◆ Task instructions
Repeat every entry word for word, but leave the images out of your copy.

◆ Data entries
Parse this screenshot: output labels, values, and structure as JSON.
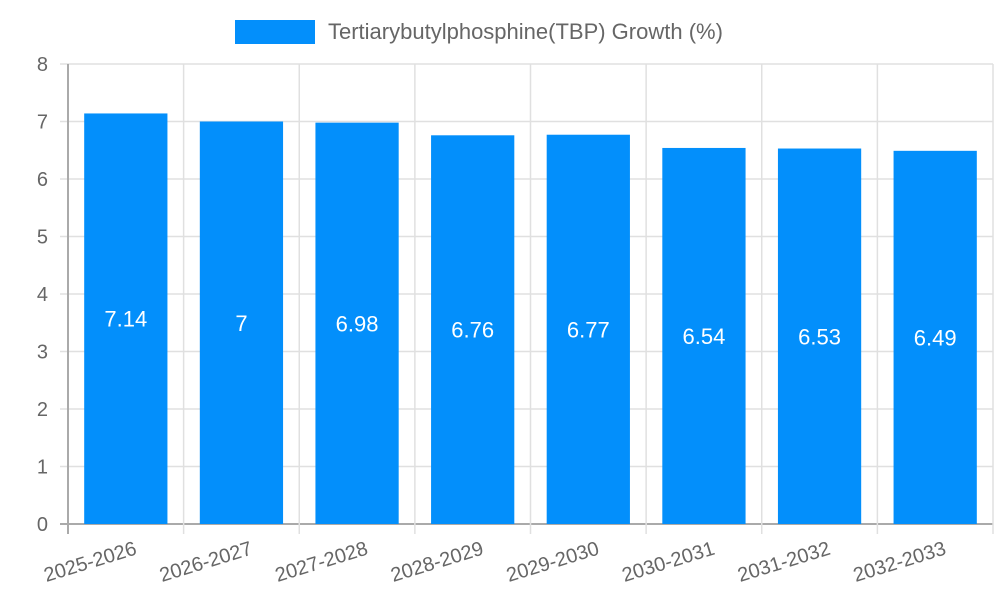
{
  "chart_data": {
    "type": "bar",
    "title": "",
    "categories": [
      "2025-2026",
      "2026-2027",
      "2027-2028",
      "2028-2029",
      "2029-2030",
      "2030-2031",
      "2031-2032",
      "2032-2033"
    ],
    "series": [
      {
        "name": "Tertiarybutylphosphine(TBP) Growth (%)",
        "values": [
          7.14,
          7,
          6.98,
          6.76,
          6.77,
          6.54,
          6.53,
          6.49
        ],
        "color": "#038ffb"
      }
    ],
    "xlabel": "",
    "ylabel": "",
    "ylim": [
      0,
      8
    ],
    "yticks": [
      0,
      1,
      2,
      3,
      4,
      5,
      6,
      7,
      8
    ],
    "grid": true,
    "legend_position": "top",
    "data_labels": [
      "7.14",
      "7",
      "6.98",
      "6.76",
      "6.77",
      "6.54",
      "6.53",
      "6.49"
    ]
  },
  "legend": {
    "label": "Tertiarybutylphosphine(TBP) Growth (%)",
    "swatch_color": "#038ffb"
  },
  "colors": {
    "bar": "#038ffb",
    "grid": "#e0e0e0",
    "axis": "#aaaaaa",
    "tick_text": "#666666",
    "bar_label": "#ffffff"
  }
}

◆ Complete output
Parse this screenshot: output labels, values, and structure as JSON.
{
  "chart_data": {
    "type": "bar",
    "title": "",
    "categories": [
      "2025-2026",
      "2026-2027",
      "2027-2028",
      "2028-2029",
      "2029-2030",
      "2030-2031",
      "2031-2032",
      "2032-2033"
    ],
    "series": [
      {
        "name": "Tertiarybutylphosphine(TBP) Growth (%)",
        "values": [
          7.14,
          7,
          6.98,
          6.76,
          6.77,
          6.54,
          6.53,
          6.49
        ],
        "color": "#038ffb"
      }
    ],
    "xlabel": "",
    "ylabel": "",
    "ylim": [
      0,
      8
    ],
    "yticks": [
      0,
      1,
      2,
      3,
      4,
      5,
      6,
      7,
      8
    ],
    "grid": true,
    "legend_position": "top",
    "data_labels": [
      "7.14",
      "7",
      "6.98",
      "6.76",
      "6.77",
      "6.54",
      "6.53",
      "6.49"
    ]
  },
  "legend": {
    "label": "Tertiarybutylphosphine(TBP) Growth (%)",
    "swatch_color": "#038ffb"
  },
  "colors": {
    "bar": "#038ffb",
    "grid": "#e0e0e0",
    "axis": "#aaaaaa",
    "tick_text": "#666666",
    "bar_label": "#ffffff"
  }
}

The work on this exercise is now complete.